┌────────
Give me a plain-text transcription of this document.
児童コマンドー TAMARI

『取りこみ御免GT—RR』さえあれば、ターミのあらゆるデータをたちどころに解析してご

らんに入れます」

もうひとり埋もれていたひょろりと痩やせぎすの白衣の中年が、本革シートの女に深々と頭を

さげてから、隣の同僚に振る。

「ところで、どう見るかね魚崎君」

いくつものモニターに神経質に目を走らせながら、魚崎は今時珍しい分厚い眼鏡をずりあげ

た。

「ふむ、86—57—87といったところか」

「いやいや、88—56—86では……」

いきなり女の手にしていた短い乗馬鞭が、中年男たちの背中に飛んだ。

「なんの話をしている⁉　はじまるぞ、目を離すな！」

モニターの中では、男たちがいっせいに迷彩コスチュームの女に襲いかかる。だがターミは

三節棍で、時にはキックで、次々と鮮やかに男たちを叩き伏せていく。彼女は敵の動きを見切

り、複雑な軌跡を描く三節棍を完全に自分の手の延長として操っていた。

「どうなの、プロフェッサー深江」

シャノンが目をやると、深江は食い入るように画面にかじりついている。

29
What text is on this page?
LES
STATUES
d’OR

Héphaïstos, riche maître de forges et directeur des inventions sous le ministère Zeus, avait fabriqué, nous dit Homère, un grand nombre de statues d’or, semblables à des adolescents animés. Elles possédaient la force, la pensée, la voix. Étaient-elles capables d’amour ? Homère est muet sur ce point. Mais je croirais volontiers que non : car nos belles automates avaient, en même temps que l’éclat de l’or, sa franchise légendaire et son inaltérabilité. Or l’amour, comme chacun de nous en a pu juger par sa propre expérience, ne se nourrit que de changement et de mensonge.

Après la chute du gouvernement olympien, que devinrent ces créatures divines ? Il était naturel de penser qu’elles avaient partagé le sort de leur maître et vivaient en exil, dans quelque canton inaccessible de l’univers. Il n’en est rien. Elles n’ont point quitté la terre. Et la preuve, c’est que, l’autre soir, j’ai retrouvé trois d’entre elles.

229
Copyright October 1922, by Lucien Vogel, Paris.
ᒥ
└────────
**Task description:** Extract all lines from the material above that include the word "elles".

**Problem solution:**
Héphaïstos, riche maître de forges et directeur des inventions sous le ministère Zeus, avait fabriqué, nous dit Homère, un grand nombre de statues d’or, semblables à des adolescents animés. Elles possédaient la force, la pensée, la voix. Étaient-elles capables d’amour ? Homère est muet sur ce point. Mais je croirais volontiers que non : car nos belles automates avaient, en même temps que l’éclat de l’or, sa franchise légendaire et son inaltérabilité. Or l’amour, comme chacun de nous en a pu juger par sa propre expérience, ne se nourrit que de changement et de mensonge.
Après la chute du gouvernement olympien, que devinrent ces créatures divines ? Il était naturel de penser qu’elles avaient partagé le sort de leur maître et vivaient en exil, dans quelque canton inaccessible de l’univers. Il n’en est rien. Elles n’ont point quitté la terre. Et la preuve, c’est que, l’autre soir, j’ai retrouvé trois d’entre elles.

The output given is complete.